▸ Instructions
- 1) According to the email thread, why does Bruce Kellett consider the net result of the infinite UD random even though its computational steps may be deterministic?
- 2) Turn the Data items rows, starting with the first row and going on through the row containing "data-point xyxy=(2232,702,2248,717)", into a Markdown table with the columns Row and Line, leaving out blank lines.

▸ Provided text

------------------------------

On 5/9/2017 10:28 PM, David Nyman wrote:
On 10 May 2017 3:04 a.m., "Bruce Kellett" <bhkell...@optusnet.com.au
<mailto:bhkell...@optusnet.com.au>> wrote:
On 10/05/2017 12:41 am, Bruno Marchal wrote:
On 09 May 2017, at 09:36, Bruce Kellett wrote:
Yes, it does seem that we are each outlining positions and
arguments that do not necessarily intersect at many points. I
will try and answer some of your more direct questions. Why do I
take the view that "the experience of a unique agent such as the
one analogised by Hoyle or Barbour would be dominated by random
events rather than the order imposed by the predominance of a
robust physical-computational mechanism." The reason is that I
am starting from a slightly different perspective -- I am
looking at the UD as a system in its own right. The questions
seem to concern statistics extracted from the behaviour of this
system. When approaching such a question, I tend to look on the
thermodynamic, or statistical mechanical properties of such a
random system. If you take the UD, with its completely random
operation over all possible (computer) programs, the analogy
that comes to mind is that of thermal equilibrium -- every
possible state has equal probability of occurring. Ergodic
theory is possible also relevant, but I have less familiarity
with that, so tend to stick to ideas deriving from Boltzmann.
Given this state of thermal equilibrium, states of some order --
such as conscious moments -- are going to be unlikely, and
fluctuations that give single conscious moments are
overwhelmingly more likely than more extended fluctuations that
give a sequence of related conscious moments.
Not sure I understand. The UD is not random at all.
The sequence of computational steps may be deterministic, but the
net result in the infinite UD is random. Think of Boltzmann's
case, a gas of a very large number of molecules. The molecules
move and interact according to entirely deterministic laws, but
ergodic theory indicates that after a suitable time, the motions
of the molecules will be effectively random. I think the same must
happen with the dovetailer: although each program is
deterministic, the dovetailing of infinitely many such programs
means that sequences of individual steps are random (or
indistinguishable from random).

------------------------------

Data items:

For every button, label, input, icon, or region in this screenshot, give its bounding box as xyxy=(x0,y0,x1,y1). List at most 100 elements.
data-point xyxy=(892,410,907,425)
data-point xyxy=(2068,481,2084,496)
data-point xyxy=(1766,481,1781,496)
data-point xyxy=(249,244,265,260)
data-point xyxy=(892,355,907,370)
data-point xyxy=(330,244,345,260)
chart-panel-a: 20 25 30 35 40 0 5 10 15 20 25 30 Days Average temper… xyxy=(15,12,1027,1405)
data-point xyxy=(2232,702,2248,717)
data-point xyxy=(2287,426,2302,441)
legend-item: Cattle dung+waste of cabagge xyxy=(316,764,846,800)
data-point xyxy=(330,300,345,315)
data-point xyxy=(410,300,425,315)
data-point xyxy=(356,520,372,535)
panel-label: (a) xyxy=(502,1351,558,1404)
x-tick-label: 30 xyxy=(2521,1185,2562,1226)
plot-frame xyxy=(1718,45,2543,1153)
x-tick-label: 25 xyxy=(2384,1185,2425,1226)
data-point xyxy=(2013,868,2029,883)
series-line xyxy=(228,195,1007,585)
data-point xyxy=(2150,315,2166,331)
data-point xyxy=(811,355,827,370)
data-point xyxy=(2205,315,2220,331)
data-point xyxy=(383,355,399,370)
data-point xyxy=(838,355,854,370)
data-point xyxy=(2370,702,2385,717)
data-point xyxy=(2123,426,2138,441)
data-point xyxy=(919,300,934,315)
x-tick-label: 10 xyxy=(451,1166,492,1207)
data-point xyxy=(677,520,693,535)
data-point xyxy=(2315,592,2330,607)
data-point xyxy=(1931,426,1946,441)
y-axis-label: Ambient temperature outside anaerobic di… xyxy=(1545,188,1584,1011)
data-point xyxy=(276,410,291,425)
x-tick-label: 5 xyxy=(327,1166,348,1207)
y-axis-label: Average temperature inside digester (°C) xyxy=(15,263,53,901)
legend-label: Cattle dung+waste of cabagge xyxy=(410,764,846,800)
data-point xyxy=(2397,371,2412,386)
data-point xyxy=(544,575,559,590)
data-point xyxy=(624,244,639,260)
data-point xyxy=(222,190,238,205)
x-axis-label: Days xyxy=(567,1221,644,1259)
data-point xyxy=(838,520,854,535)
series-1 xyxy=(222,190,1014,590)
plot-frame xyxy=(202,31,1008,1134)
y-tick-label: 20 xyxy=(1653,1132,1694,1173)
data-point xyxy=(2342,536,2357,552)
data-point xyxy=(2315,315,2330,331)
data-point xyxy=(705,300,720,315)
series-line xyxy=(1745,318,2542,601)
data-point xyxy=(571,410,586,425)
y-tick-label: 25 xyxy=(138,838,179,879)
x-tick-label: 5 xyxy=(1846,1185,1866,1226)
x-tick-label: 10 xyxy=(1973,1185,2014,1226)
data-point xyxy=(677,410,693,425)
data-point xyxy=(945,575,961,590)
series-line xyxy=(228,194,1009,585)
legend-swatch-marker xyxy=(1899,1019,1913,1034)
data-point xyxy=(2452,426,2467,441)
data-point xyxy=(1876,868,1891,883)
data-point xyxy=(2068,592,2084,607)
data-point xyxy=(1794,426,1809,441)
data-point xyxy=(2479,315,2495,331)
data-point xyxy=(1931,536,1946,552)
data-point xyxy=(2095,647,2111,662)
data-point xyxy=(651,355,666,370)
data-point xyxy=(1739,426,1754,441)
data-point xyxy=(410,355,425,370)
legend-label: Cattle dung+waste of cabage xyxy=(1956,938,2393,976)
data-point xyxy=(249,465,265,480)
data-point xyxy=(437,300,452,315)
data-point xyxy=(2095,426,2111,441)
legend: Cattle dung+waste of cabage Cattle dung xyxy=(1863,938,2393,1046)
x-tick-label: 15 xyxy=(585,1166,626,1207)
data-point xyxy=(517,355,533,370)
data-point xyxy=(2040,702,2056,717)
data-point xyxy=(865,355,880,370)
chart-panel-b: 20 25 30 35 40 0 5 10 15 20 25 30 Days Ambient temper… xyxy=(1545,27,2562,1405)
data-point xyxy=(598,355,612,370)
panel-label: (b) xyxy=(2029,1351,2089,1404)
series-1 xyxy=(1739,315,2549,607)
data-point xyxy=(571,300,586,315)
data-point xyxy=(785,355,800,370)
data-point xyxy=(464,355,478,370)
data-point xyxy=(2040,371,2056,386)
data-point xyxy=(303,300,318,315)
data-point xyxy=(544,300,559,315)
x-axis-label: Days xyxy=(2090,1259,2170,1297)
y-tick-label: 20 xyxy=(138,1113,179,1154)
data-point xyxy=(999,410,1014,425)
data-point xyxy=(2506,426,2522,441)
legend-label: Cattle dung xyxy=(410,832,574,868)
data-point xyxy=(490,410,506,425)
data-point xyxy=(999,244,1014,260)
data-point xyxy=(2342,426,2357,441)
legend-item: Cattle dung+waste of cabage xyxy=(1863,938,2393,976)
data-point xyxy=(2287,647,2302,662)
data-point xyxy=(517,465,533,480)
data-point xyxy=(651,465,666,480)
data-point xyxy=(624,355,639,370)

------------------------------

▸ Complete answers
- 1) He compares it to Boltzmann's gas. There, molecules obey entirely deterministic laws, yet after a suitable time their motions become effectively random. In the same way, each program is deterministic, but dovetailing infinitely many of them makes the sequences of individual steps random, or indistinguishable from random.

- 2)
| Row | Line |
|---|---|
| 1 | For every button, label, input, icon, or region in this screenshot, give its bounding box as xyxy=(x0,y0,x1,y1). List at most 100 elements. |
| 2 | data-point xyxy=(892,410,907,425) |
| 3 | data-point xyxy=(2068,481,2084,496) |
| 4 | data-point xyxy=(1766,481,1781,496) |
| 5 | data-point xyxy=(249,244,265,260) |
| 6 | data-point xyxy=(892,355,907,370) |
| 7 | data-point xyxy=(330,244,345,260) |
| 8 | chart-panel-a: 20 25 30 35 40 0 5 10 15 20 25 30 Days Average temper… xyxy=(15,12,1027,1405) |
| 9 | data-point xyxy=(2232,702,2248,717) |